Written request:
Would it be possible to quote, exactly and in full, the lines from the one with "What text is on this page?" through the end of the entries below?

Record extracts:
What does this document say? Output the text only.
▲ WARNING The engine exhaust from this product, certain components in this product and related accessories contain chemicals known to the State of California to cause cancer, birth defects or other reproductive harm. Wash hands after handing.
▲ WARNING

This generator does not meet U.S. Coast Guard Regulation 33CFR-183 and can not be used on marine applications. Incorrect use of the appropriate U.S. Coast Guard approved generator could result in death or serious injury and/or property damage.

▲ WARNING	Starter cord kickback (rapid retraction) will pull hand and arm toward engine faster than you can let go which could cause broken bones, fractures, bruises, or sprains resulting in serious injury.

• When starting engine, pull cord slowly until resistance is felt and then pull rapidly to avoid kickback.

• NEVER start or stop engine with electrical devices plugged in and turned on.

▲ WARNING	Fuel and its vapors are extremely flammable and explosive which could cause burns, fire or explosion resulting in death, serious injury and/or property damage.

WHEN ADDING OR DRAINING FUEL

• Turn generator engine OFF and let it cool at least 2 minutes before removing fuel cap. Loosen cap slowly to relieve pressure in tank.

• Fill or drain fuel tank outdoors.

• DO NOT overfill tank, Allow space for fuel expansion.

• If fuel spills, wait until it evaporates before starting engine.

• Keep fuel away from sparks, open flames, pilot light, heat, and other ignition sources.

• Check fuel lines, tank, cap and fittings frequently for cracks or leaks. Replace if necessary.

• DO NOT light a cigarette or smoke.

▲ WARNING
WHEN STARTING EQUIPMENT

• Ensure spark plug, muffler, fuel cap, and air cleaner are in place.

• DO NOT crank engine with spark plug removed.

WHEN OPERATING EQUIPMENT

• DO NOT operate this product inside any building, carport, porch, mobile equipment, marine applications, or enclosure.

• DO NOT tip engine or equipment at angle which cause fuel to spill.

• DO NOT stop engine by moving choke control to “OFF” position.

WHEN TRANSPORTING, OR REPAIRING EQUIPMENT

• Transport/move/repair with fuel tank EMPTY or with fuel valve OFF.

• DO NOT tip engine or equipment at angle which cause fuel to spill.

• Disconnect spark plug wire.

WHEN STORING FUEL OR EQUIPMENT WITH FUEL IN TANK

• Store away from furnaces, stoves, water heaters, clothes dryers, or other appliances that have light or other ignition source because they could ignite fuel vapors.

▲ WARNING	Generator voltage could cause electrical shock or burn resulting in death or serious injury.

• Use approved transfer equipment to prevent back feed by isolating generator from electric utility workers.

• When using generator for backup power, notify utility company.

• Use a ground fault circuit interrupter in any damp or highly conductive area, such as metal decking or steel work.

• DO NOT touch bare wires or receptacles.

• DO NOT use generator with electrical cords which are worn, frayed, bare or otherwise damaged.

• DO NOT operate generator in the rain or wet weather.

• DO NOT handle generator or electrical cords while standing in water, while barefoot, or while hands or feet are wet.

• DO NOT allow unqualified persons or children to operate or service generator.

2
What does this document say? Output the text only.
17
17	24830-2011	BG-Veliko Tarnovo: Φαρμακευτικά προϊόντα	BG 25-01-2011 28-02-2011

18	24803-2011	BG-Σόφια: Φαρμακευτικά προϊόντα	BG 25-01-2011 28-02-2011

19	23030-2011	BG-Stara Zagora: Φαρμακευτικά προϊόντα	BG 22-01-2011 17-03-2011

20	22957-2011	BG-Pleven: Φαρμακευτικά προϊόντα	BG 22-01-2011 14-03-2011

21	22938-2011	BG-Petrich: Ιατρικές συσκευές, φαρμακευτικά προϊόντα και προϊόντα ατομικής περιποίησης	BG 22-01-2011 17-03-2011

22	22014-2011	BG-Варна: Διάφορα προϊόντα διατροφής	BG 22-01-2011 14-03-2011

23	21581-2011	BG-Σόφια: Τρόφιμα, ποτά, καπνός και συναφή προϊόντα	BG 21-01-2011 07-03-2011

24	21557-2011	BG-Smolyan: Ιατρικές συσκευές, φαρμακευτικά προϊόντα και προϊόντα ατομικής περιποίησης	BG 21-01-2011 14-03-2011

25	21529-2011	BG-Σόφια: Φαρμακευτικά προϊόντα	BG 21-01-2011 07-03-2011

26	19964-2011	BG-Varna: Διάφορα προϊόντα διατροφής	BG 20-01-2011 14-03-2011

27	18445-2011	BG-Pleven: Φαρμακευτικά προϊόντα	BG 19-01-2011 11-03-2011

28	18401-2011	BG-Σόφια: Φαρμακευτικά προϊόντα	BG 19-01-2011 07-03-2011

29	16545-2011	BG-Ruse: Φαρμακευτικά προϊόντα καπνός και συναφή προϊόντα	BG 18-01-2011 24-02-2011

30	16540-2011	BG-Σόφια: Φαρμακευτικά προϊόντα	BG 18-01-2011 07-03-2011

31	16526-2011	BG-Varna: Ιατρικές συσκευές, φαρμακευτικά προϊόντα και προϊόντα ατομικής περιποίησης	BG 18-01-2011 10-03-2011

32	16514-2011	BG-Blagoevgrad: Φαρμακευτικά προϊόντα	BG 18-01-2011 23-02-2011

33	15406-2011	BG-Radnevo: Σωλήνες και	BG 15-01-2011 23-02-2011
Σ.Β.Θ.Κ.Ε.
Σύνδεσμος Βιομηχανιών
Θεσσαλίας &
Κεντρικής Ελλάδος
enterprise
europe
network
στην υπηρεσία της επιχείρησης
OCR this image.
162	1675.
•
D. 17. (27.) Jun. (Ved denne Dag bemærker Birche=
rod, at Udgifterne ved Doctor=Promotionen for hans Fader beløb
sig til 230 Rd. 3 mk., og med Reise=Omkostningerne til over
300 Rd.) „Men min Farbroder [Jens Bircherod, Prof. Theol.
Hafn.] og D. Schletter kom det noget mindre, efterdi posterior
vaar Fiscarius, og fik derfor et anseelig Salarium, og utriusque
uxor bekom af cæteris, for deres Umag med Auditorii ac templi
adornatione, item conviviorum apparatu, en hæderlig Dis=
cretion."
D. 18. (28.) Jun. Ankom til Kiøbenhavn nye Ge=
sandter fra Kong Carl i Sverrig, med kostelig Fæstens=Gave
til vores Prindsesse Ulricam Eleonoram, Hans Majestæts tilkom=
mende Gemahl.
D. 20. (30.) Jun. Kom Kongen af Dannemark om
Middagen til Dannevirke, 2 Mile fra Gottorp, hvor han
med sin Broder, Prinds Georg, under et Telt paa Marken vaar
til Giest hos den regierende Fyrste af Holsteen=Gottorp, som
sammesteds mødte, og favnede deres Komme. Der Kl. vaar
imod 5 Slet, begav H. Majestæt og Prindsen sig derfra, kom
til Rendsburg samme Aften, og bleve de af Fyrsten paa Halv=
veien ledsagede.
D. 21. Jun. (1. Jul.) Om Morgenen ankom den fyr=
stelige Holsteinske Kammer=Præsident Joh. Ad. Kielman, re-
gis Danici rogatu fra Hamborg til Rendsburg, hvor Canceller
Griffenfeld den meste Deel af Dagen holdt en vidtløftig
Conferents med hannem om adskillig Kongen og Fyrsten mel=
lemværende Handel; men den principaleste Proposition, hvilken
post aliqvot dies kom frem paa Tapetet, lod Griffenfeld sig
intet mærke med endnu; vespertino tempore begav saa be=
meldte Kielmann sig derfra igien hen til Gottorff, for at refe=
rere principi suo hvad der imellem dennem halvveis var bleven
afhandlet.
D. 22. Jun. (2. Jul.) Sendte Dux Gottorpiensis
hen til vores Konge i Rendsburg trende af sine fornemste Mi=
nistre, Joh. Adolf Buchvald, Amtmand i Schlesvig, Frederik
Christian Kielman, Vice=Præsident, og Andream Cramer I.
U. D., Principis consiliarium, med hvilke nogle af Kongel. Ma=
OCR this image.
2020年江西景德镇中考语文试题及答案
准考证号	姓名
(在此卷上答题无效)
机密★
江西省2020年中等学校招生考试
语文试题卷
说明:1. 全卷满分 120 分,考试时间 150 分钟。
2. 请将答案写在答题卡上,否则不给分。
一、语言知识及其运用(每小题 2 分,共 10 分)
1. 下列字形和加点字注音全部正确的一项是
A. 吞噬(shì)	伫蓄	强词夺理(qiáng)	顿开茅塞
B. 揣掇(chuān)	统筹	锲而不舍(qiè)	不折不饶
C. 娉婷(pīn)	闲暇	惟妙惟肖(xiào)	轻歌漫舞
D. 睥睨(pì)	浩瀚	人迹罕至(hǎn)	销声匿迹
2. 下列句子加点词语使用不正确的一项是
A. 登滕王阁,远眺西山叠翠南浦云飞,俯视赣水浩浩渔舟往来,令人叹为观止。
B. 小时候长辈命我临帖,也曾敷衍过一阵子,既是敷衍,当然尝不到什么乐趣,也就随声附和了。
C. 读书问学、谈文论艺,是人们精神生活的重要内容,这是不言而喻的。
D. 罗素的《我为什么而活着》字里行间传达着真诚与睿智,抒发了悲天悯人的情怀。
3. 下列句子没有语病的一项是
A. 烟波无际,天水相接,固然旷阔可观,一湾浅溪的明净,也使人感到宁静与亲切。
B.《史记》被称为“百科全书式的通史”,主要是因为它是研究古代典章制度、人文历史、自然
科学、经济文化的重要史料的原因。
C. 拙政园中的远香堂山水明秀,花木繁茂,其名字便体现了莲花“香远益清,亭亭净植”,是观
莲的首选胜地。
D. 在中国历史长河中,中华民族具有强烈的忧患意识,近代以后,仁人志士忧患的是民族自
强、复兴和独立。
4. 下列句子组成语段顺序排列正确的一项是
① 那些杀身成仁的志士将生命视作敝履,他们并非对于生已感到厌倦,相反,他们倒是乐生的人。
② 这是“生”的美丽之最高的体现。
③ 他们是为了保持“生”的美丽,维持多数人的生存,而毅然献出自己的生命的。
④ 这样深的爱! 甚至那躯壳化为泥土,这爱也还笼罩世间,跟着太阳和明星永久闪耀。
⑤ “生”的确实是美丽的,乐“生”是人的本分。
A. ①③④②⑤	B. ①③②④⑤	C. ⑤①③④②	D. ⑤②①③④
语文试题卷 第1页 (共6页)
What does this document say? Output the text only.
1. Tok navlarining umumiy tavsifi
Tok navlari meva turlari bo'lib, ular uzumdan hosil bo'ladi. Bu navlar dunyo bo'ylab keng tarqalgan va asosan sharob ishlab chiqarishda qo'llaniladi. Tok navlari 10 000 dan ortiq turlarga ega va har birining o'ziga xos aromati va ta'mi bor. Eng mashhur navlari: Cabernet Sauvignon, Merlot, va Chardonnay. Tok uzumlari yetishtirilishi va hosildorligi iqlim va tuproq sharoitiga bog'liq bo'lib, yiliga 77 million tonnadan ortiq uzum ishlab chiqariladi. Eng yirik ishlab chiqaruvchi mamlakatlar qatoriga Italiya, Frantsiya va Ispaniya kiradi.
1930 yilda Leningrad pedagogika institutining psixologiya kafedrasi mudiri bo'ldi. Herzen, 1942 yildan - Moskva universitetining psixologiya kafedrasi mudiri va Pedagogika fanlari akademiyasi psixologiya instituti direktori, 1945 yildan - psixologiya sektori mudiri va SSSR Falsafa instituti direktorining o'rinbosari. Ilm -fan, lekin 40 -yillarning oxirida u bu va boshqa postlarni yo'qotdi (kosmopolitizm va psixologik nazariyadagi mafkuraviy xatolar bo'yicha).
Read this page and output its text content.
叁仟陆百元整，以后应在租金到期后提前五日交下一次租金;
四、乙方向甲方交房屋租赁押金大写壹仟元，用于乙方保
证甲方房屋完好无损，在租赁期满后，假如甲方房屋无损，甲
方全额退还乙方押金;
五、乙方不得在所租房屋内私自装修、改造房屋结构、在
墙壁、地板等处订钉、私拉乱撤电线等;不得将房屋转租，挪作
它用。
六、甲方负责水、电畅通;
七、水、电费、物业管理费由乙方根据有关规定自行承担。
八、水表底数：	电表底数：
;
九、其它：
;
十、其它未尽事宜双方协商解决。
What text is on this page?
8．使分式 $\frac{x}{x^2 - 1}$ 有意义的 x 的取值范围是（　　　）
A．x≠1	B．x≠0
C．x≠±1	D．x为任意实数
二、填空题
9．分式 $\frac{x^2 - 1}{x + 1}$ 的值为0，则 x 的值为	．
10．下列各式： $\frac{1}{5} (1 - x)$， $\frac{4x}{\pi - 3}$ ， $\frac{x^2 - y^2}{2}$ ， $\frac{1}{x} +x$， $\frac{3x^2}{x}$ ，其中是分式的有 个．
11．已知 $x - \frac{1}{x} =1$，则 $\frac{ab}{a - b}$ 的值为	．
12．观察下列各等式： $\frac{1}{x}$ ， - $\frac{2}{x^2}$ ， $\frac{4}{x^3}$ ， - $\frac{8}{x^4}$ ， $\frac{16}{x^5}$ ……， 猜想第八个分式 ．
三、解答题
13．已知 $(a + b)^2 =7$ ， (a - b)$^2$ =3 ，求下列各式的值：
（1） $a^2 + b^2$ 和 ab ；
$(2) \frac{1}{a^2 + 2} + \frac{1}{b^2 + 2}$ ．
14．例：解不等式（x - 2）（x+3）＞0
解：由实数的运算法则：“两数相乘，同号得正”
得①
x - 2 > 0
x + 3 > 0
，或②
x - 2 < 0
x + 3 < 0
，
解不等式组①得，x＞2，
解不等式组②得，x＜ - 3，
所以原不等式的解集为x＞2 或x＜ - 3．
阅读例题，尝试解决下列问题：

Completed exercise:
What text is on this page?
8．使分式 $\frac{x}{x^2 - 1}$ 有意义的 x 的取值范围是（　　　）
A．x≠1	B．x≠0
C．x≠±1	D．x为任意实数
二、填空题
9．分式 $\frac{x^2 - 1}{x + 1}$ 的值为0，则 x 的值为	．
10．下列各式： $\frac{1}{5} (1 - x)$， $\frac{4x}{\pi - 3}$ ， $\frac{x^2 - y^2}{2}$ ， $\frac{1}{x} +x$， $\frac{3x^2}{x}$ ，其中是分式的有 个．
11．已知 $x - \frac{1}{x} =1$，则 $\frac{ab}{a - b}$ 的值为	．
12．观察下列各等式： $\frac{1}{x}$ ， - $\frac{2}{x^2}$ ， $\frac{4}{x^3}$ ， - $\frac{8}{x^4}$ ， $\frac{16}{x^5}$ ……， 猜想第八个分式 ．
三、解答题
13．已知 $(a + b)^2 =7$ ， (a - b)$^2$ =3 ，求下列各式的值：
（1） $a^2 + b^2$ 和 ab ；
$(2) \frac{1}{a^2 + 2} + \frac{1}{b^2 + 2}$ ．
14．例：解不等式（x - 2）（x+3）＞0
解：由实数的运算法则：“两数相乘，同号得正”
得①
x - 2 > 0
x + 3 > 0
，或②
x - 2 < 0
x + 3 < 0
，
解不等式组①得，x＞2，
解不等式组②得，x＜ - 3，
所以原不等式的解集为x＞2 或x＜ - 3．
阅读例题，尝试解决下列问题：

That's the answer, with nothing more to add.